Textauszug ▸
-----

Ansprache über Lukas 2, 15-20 (Christmette 2002)

 

Eingangsgebet (nach Karl Barth):

 

Ewiger Gott, lieber himmlischer Vater !

 

Du wolltest nicht nur im Himmel, sondern auch bei uns auf der Erde wohnen – nicht nur hoch und groß, sondern wie wir niedrig und  gering sein – nicht nur herrschen, sondern uns dienen – nicht nur Gott sein in  Ewigkeit, sondern für uns als Mensch geboren werden, leben und sterben.

 

In unserem Herrn und Heiland Jesus Christus hast du uns nicht weniger als dich selber geschenkt, damit wir ganz dir gehören sollten. Was bleibt uns, als uns zu wundern, uns zu freuen, dankbar zu sein, unser Leben dir anzuvertrauen?

 

Wir bitten dich: Laß das in dieser Stunde geschehen unter uns und in uns allen. Laß uns in von Herzen kommendem Beten und Singen, Reden und Hören eine Gemeinde sein, die dir die Ehre gibt und dann auch dem Frieden dient. Amen

 

 

Liebe Schwestern und Brüder!

-----

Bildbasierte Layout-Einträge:
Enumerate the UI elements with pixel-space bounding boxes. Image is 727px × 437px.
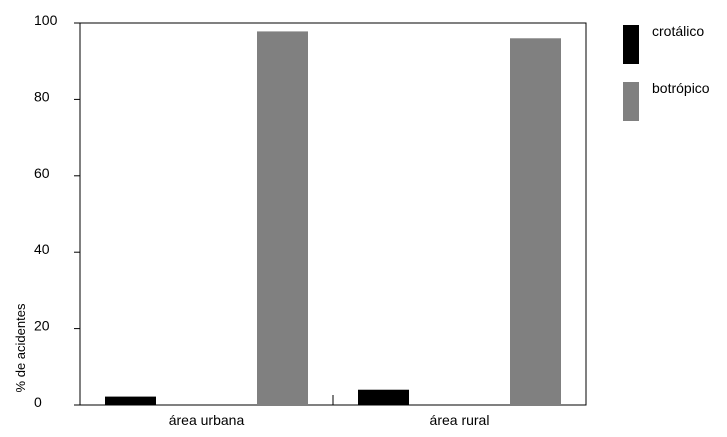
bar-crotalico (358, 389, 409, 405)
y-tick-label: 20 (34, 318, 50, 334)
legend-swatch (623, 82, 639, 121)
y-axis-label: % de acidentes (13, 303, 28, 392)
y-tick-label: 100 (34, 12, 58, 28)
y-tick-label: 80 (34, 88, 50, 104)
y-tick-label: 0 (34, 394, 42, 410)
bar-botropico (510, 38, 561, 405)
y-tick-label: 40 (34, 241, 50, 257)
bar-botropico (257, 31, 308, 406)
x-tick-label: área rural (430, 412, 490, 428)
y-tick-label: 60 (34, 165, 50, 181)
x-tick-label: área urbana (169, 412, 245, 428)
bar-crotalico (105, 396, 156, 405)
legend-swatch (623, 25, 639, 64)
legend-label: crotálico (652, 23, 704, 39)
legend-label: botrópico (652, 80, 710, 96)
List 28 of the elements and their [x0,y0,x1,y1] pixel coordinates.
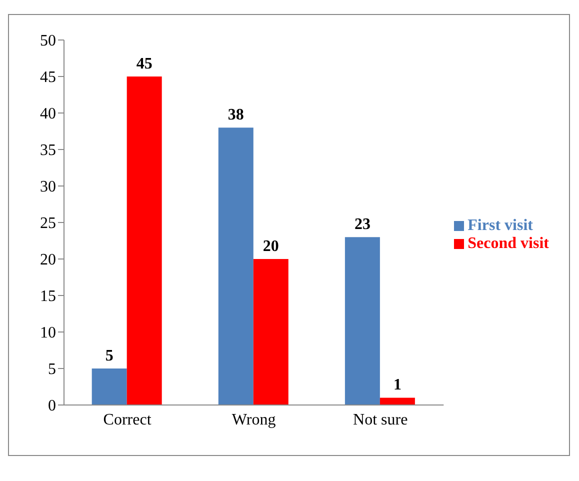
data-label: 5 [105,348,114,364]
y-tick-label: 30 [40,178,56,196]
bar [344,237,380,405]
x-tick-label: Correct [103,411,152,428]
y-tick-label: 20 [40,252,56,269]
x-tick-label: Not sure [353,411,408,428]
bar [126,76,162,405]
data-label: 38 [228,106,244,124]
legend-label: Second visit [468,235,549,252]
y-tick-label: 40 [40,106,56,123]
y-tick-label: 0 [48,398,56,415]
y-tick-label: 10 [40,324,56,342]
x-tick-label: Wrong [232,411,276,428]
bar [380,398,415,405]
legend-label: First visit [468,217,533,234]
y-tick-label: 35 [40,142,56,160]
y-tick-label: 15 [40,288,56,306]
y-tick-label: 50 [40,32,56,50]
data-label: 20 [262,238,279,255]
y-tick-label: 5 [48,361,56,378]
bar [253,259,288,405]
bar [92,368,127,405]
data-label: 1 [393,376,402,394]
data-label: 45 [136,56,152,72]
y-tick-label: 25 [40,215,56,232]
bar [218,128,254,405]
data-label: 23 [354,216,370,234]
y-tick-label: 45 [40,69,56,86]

-----

Arbeitsanweisungen ▸
**A)** Nach wem ist das Eingangsgebet in der Ansprache zur Christmette 2002 gestaltet?
**B)** Greifen Sie die Ansprache zur Christmette 2002 an ihrem Ende auf und schreiben Sie sie weiter.

Die Antworten ▸
**A)** Nach Karl Barth.

**B)**
 

Fürchtet euch nicht! Siehe, ich verkündige euch große Freude, sagt der Engel den erschrockenen und völlig überraschten Hirten,  ich verkündige euch große Freude, die allem Volk widerfahren soll - also auch uns  jetzt hier.

 

Überlegen Sie: Wann haben Sie sich eigentlich das letzte Mal so richtig gefreut,  wirkliche Freude empfunden -  

entweder als eine völlig begeisterte, überschwängliche, überschäumende Freude, so daß man anfängt zu jubeln und zu singen  oder zu tanzen oder zumindest auf den Zehenspitzen zu wippen - oder aber als eine stille, tiefe, vielleicht sogar zu Tränen gerührte Freude?

 

Wahrscheinlich stimmen wir alle zu, wenn ich sage: Solch eine Freude ist eher zum Luxusartikel geworden, zu etwas Seltenem - so wie  auch manche anderen Erfahrungen und Erlebnisse zu einem Luxusartikel geworden sind: Zum Beispiel  - die Stille, oder – Langsamkeit, oder  - verwandt mit ihr - Muße oder - Finsternis, eine solch nachtschwarze Dunkelheit, daß man die Hand nicht vor Augen sehen kann.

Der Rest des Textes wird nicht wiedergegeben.